--- Task material ---
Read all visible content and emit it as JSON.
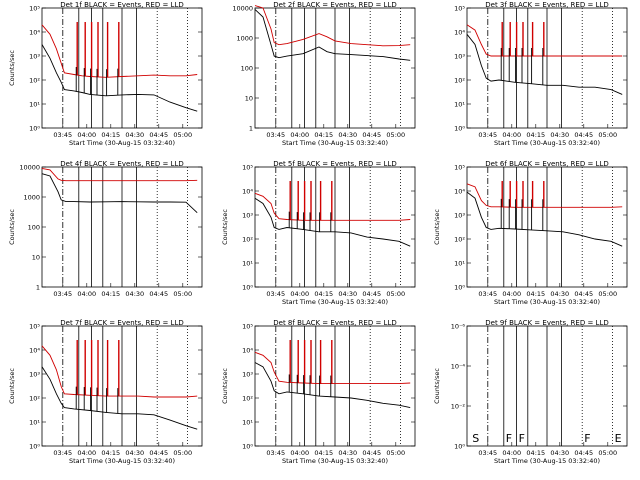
{
  "chart_data": [
    {
      "type": "line",
      "title": "Det 1f BLACK = Events, RED = LLD",
      "ylabel": "Counts/sec",
      "xlabel": "Start Time (30-Aug-15 03:32:40)",
      "xticks": [
        "03:45",
        "04:00",
        "04:15",
        "04:30",
        "04:45",
        "05:00"
      ],
      "yscale": "log",
      "ylim": [
        1,
        100000
      ],
      "yticks": [
        "10⁰",
        "10¹",
        "10²",
        "10³",
        "10⁴",
        "10⁵"
      ],
      "xlim_minutes": [
        0,
        100
      ],
      "lld": {
        "x": [
          0,
          5,
          9,
          12,
          14,
          20,
          25,
          30,
          40,
          50,
          60,
          70,
          80,
          90,
          97
        ],
        "y": [
          20000,
          8000,
          2000,
          500,
          200,
          170,
          150,
          140,
          130,
          140,
          150,
          160,
          150,
          150,
          170
        ]
      },
      "events": {
        "x": [
          0,
          5,
          9,
          12,
          14,
          20,
          25,
          30,
          40,
          50,
          60,
          70,
          80,
          90,
          97
        ],
        "y": [
          3000,
          800,
          200,
          80,
          40,
          35,
          30,
          25,
          22,
          24,
          25,
          24,
          12,
          7,
          5
        ]
      },
      "spikes": [
        22,
        27,
        31,
        35,
        41,
        48
      ],
      "markers": [
        {
          "x": 13,
          "style": "dashdot"
        },
        {
          "x": 23,
          "style": "solid"
        },
        {
          "x": 31,
          "style": "solid"
        },
        {
          "x": 38,
          "style": "solid"
        },
        {
          "x": 50,
          "style": "solid"
        },
        {
          "x": 59,
          "style": "solid"
        },
        {
          "x": 72,
          "style": "dot"
        },
        {
          "x": 91,
          "style": "dot"
        }
      ],
      "marker_labels": []
    },
    {
      "type": "line",
      "title": "Det 2f BLACK = Events, RED = LLD",
      "ylabel": "",
      "xlabel": "Start Time (30-Aug-15 03:32:40)",
      "xticks": [
        "03:45",
        "04:00",
        "04:15",
        "04:30",
        "04:45",
        "05:00"
      ],
      "yscale": "log",
      "ylim": [
        1,
        10000
      ],
      "yticks": [
        "1",
        "10",
        "100",
        "1000",
        "10000"
      ],
      "xlim_minutes": [
        0,
        100
      ],
      "lld": {
        "x": [
          0,
          5,
          10,
          12,
          15,
          20,
          30,
          40,
          45,
          50,
          60,
          70,
          80,
          90,
          97
        ],
        "y": [
          12000,
          10000,
          2000,
          700,
          600,
          650,
          900,
          1400,
          1100,
          800,
          650,
          600,
          550,
          560,
          600
        ]
      },
      "events": {
        "x": [
          0,
          5,
          10,
          12,
          15,
          20,
          30,
          40,
          45,
          50,
          60,
          70,
          80,
          90,
          97
        ],
        "y": [
          9000,
          5000,
          600,
          250,
          220,
          250,
          300,
          500,
          350,
          300,
          280,
          260,
          240,
          200,
          180
        ]
      },
      "spikes": [],
      "markers": [
        {
          "x": 13,
          "style": "dashdot"
        },
        {
          "x": 23,
          "style": "solid"
        },
        {
          "x": 31,
          "style": "solid"
        },
        {
          "x": 38,
          "style": "solid"
        },
        {
          "x": 50,
          "style": "solid"
        },
        {
          "x": 59,
          "style": "solid"
        },
        {
          "x": 72,
          "style": "dot"
        },
        {
          "x": 91,
          "style": "dot"
        }
      ],
      "marker_labels": []
    },
    {
      "type": "line",
      "title": "Det 3f BLACK = Events, RED = LLD",
      "ylabel": "",
      "xlabel": "Start Time (30-Aug-15 03:32:40)",
      "xticks": [
        "03:45",
        "04:00",
        "04:15",
        "04:30",
        "04:45",
        "05:00"
      ],
      "yscale": "log",
      "ylim": [
        1,
        100000
      ],
      "yticks": [
        "10⁰",
        "10¹",
        "10²",
        "10³",
        "10⁴",
        "10⁵"
      ],
      "xlim_minutes": [
        0,
        100
      ],
      "lld": {
        "x": [
          0,
          5,
          9,
          12,
          15,
          20,
          30,
          40,
          50,
          60,
          70,
          80,
          90,
          97
        ],
        "y": [
          20000,
          12000,
          3000,
          1200,
          1000,
          1000,
          1000,
          1000,
          1000,
          1000,
          1000,
          1000,
          1000,
          1000
        ]
      },
      "events": {
        "x": [
          0,
          5,
          9,
          12,
          15,
          20,
          30,
          40,
          50,
          60,
          70,
          80,
          90,
          97
        ],
        "y": [
          8000,
          3000,
          400,
          120,
          90,
          100,
          80,
          70,
          60,
          60,
          50,
          50,
          40,
          25
        ]
      },
      "spikes": [
        22,
        27,
        31,
        35,
        41,
        48
      ],
      "markers": [
        {
          "x": 13,
          "style": "dashdot"
        },
        {
          "x": 23,
          "style": "solid"
        },
        {
          "x": 31,
          "style": "solid"
        },
        {
          "x": 38,
          "style": "solid"
        },
        {
          "x": 50,
          "style": "solid"
        },
        {
          "x": 59,
          "style": "solid"
        },
        {
          "x": 72,
          "style": "dot"
        },
        {
          "x": 91,
          "style": "dot"
        }
      ],
      "marker_labels": []
    },
    {
      "type": "line",
      "title": "Det 4f BLACK = Events, RED = LLD",
      "ylabel": "Counts/sec",
      "xlabel": "",
      "xticks": [
        "03:45",
        "04:00",
        "04:15",
        "04:30",
        "04:45",
        "05:00"
      ],
      "yscale": "log",
      "ylim": [
        1,
        10000
      ],
      "yticks": [
        "1",
        "10",
        "100",
        "1000",
        "10000"
      ],
      "xlim_minutes": [
        0,
        100
      ],
      "lld": {
        "x": [
          0,
          5,
          10,
          12,
          15,
          20,
          30,
          40,
          50,
          60,
          70,
          80,
          90,
          97
        ],
        "y": [
          9000,
          8000,
          4000,
          3600,
          3500,
          3500,
          3500,
          3500,
          3500,
          3500,
          3500,
          3500,
          3500,
          3600
        ]
      },
      "events": {
        "x": [
          0,
          5,
          10,
          12,
          15,
          20,
          30,
          40,
          50,
          60,
          70,
          80,
          90,
          97
        ],
        "y": [
          6000,
          5000,
          1500,
          800,
          700,
          700,
          680,
          690,
          700,
          690,
          680,
          680,
          670,
          300
        ]
      },
      "spikes": [],
      "markers": [
        {
          "x": 13,
          "style": "dashdot"
        },
        {
          "x": 23,
          "style": "solid"
        },
        {
          "x": 31,
          "style": "solid"
        },
        {
          "x": 38,
          "style": "solid"
        },
        {
          "x": 50,
          "style": "solid"
        },
        {
          "x": 59,
          "style": "solid"
        },
        {
          "x": 72,
          "style": "dot"
        },
        {
          "x": 91,
          "style": "dot"
        }
      ],
      "marker_labels": []
    },
    {
      "type": "line",
      "title": "Det 5f BLACK = Events, RED = LLD",
      "ylabel": "Counts/sec",
      "xlabel": "Start Time (30-Aug-15 03:32:40)",
      "xticks": [
        "03:45",
        "04:00",
        "04:15",
        "04:30",
        "04:45",
        "05:00"
      ],
      "yscale": "log",
      "ylim": [
        1,
        100000
      ],
      "yticks": [
        "10⁰",
        "10¹",
        "10²",
        "10³",
        "10⁴",
        "10⁵"
      ],
      "xlim_minutes": [
        0,
        100
      ],
      "lld": {
        "x": [
          0,
          5,
          10,
          12,
          15,
          20,
          30,
          40,
          50,
          60,
          70,
          80,
          90,
          97
        ],
        "y": [
          8000,
          6000,
          3000,
          1200,
          700,
          650,
          600,
          600,
          600,
          600,
          600,
          600,
          600,
          650
        ]
      },
      "events": {
        "x": [
          0,
          5,
          10,
          12,
          15,
          20,
          30,
          40,
          50,
          60,
          70,
          80,
          90,
          97
        ],
        "y": [
          5000,
          3000,
          800,
          300,
          250,
          300,
          250,
          200,
          200,
          180,
          120,
          100,
          80,
          50
        ]
      },
      "spikes": [
        22,
        27,
        31,
        35,
        41,
        48
      ],
      "markers": [
        {
          "x": 13,
          "style": "dashdot"
        },
        {
          "x": 23,
          "style": "solid"
        },
        {
          "x": 31,
          "style": "solid"
        },
        {
          "x": 38,
          "style": "solid"
        },
        {
          "x": 50,
          "style": "solid"
        },
        {
          "x": 59,
          "style": "solid"
        },
        {
          "x": 72,
          "style": "dot"
        },
        {
          "x": 91,
          "style": "dot"
        }
      ],
      "marker_labels": []
    },
    {
      "type": "line",
      "title": "Det 6f BLACK = Events, RED = LLD",
      "ylabel": "Counts/sec",
      "xlabel": "Start Time (30-Aug-15 03:32:40)",
      "xticks": [
        "03:45",
        "04:00",
        "04:15",
        "04:30",
        "04:45",
        "05:00"
      ],
      "yscale": "log",
      "ylim": [
        1,
        100000
      ],
      "yticks": [
        "10⁰",
        "10¹",
        "10²",
        "10³",
        "10⁴",
        "10⁵"
      ],
      "xlim_minutes": [
        0,
        100
      ],
      "lld": {
        "x": [
          0,
          5,
          9,
          12,
          15,
          20,
          30,
          40,
          50,
          60,
          70,
          80,
          90,
          97
        ],
        "y": [
          20000,
          15000,
          4000,
          2500,
          2200,
          2200,
          2100,
          2100,
          2100,
          2100,
          2100,
          2100,
          2100,
          2200
        ]
      },
      "events": {
        "x": [
          0,
          5,
          9,
          12,
          15,
          20,
          30,
          40,
          50,
          60,
          70,
          80,
          90,
          97
        ],
        "y": [
          9000,
          5000,
          800,
          300,
          250,
          280,
          260,
          240,
          220,
          200,
          150,
          100,
          80,
          50
        ]
      },
      "spikes": [
        22,
        27,
        31,
        35,
        41,
        48
      ],
      "markers": [
        {
          "x": 13,
          "style": "dashdot"
        },
        {
          "x": 23,
          "style": "solid"
        },
        {
          "x": 31,
          "style": "solid"
        },
        {
          "x": 38,
          "style": "solid"
        },
        {
          "x": 50,
          "style": "solid"
        },
        {
          "x": 59,
          "style": "solid"
        },
        {
          "x": 72,
          "style": "dot"
        },
        {
          "x": 91,
          "style": "dot"
        }
      ],
      "marker_labels": []
    },
    {
      "type": "line",
      "title": "Det 7f BLACK = Events, RED = LLD",
      "ylabel": "Counts/sec",
      "xlabel": "Start Time (30-Aug-15 03:32:40)",
      "xticks": [
        "03:45",
        "04:00",
        "04:15",
        "04:30",
        "04:45",
        "05:00"
      ],
      "yscale": "log",
      "ylim": [
        1,
        100000
      ],
      "yticks": [
        "10⁰",
        "10¹",
        "10²",
        "10³",
        "10⁴",
        "10⁵"
      ],
      "xlim_minutes": [
        0,
        100
      ],
      "lld": {
        "x": [
          0,
          5,
          9,
          12,
          14,
          20,
          30,
          40,
          50,
          60,
          70,
          80,
          90,
          97
        ],
        "y": [
          15000,
          6000,
          1500,
          300,
          150,
          140,
          130,
          120,
          120,
          120,
          110,
          110,
          110,
          120
        ]
      },
      "events": {
        "x": [
          0,
          5,
          9,
          12,
          14,
          20,
          30,
          40,
          50,
          60,
          70,
          80,
          90,
          97
        ],
        "y": [
          2000,
          600,
          150,
          60,
          40,
          35,
          30,
          25,
          22,
          22,
          20,
          12,
          7,
          5
        ]
      },
      "spikes": [
        22,
        27,
        31,
        35,
        41,
        48
      ],
      "markers": [
        {
          "x": 13,
          "style": "dashdot"
        },
        {
          "x": 23,
          "style": "solid"
        },
        {
          "x": 31,
          "style": "solid"
        },
        {
          "x": 38,
          "style": "solid"
        },
        {
          "x": 50,
          "style": "solid"
        },
        {
          "x": 59,
          "style": "solid"
        },
        {
          "x": 72,
          "style": "dot"
        },
        {
          "x": 91,
          "style": "dot"
        }
      ],
      "marker_labels": []
    },
    {
      "type": "line",
      "title": "Det 8f BLACK = Events, RED = LLD",
      "ylabel": "Counts/sec",
      "xlabel": "Start Time (30-Aug-15 03:32:40)",
      "xticks": [
        "03:45",
        "04:00",
        "04:15",
        "04:30",
        "04:45",
        "05:00"
      ],
      "yscale": "log",
      "ylim": [
        1,
        100000
      ],
      "yticks": [
        "10⁰",
        "10¹",
        "10²",
        "10³",
        "10⁴",
        "10⁵"
      ],
      "xlim_minutes": [
        0,
        100
      ],
      "lld": {
        "x": [
          0,
          5,
          10,
          12,
          15,
          20,
          30,
          40,
          50,
          60,
          70,
          80,
          90,
          97
        ],
        "y": [
          8000,
          6000,
          3000,
          1200,
          500,
          450,
          420,
          400,
          400,
          400,
          400,
          400,
          400,
          420
        ]
      },
      "events": {
        "x": [
          0,
          5,
          10,
          12,
          15,
          20,
          30,
          40,
          50,
          60,
          70,
          80,
          90,
          97
        ],
        "y": [
          3000,
          2000,
          500,
          200,
          150,
          180,
          150,
          120,
          110,
          100,
          80,
          60,
          50,
          40
        ]
      },
      "spikes": [
        22,
        27,
        31,
        35,
        41,
        48
      ],
      "markers": [
        {
          "x": 13,
          "style": "dashdot"
        },
        {
          "x": 23,
          "style": "solid"
        },
        {
          "x": 31,
          "style": "solid"
        },
        {
          "x": 38,
          "style": "solid"
        },
        {
          "x": 50,
          "style": "solid"
        },
        {
          "x": 59,
          "style": "solid"
        },
        {
          "x": 72,
          "style": "dot"
        },
        {
          "x": 91,
          "style": "dot"
        }
      ],
      "marker_labels": []
    },
    {
      "type": "line",
      "title": "Det 9f BLACK = Events, RED = LLD",
      "ylabel": "Counts/sec",
      "xlabel": "Start Time (30-Aug-15 03:32:40)",
      "xticks": [
        "03:45",
        "04:00",
        "04:15",
        "04:30",
        "04:45",
        "05:00"
      ],
      "yscale": "log",
      "ylim": [
        1,
        1e-06
      ],
      "yticks": [
        "10⁰",
        "10⁻²",
        "10⁻⁴",
        "10⁻⁶"
      ],
      "xlim_minutes": [
        0,
        100
      ],
      "lld": {
        "x": [],
        "y": []
      },
      "events": {
        "x": [],
        "y": []
      },
      "spikes": [],
      "markers": [
        {
          "x": 13,
          "style": "dashdot"
        },
        {
          "x": 23,
          "style": "solid"
        },
        {
          "x": 31,
          "style": "solid"
        },
        {
          "x": 38,
          "style": "solid"
        },
        {
          "x": 50,
          "style": "solid"
        },
        {
          "x": 59,
          "style": "solid"
        },
        {
          "x": 72,
          "style": "dot"
        },
        {
          "x": 91,
          "style": "dot"
        }
      ],
      "marker_labels": [
        {
          "x": 2,
          "text": "S"
        },
        {
          "x": 23,
          "text": "F"
        },
        {
          "x": 31,
          "text": "F"
        },
        {
          "x": 72,
          "text": "F"
        },
        {
          "x": 91,
          "text": "E"
        }
      ]
    }
  ],
  "colors": {
    "events": "#000000",
    "lld": "#d00000"
  }
}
---
--- Problem statement ---
Locate all lines in the listing above with the word "BLACK". Copy them.

--- Task output ---
      "title": "Det 1f BLACK = Events, RED = LLD",
      "title": "Det 2f BLACK = Events, RED = LLD",
      "title": "Det 3f BLACK = Events, RED = LLD",
      "title": "Det 4f BLACK = Events, RED = LLD",
      "title": "Det 5f BLACK = Events, RED = LLD",
      "title": "Det 6f BLACK = Events, RED = LLD",
      "title": "Det 7f BLACK = Events, RED = LLD",
      "title": "Det 8f BLACK = Events, RED = LLD",
      "title": "Det 9f BLACK = Events, RED = LLD",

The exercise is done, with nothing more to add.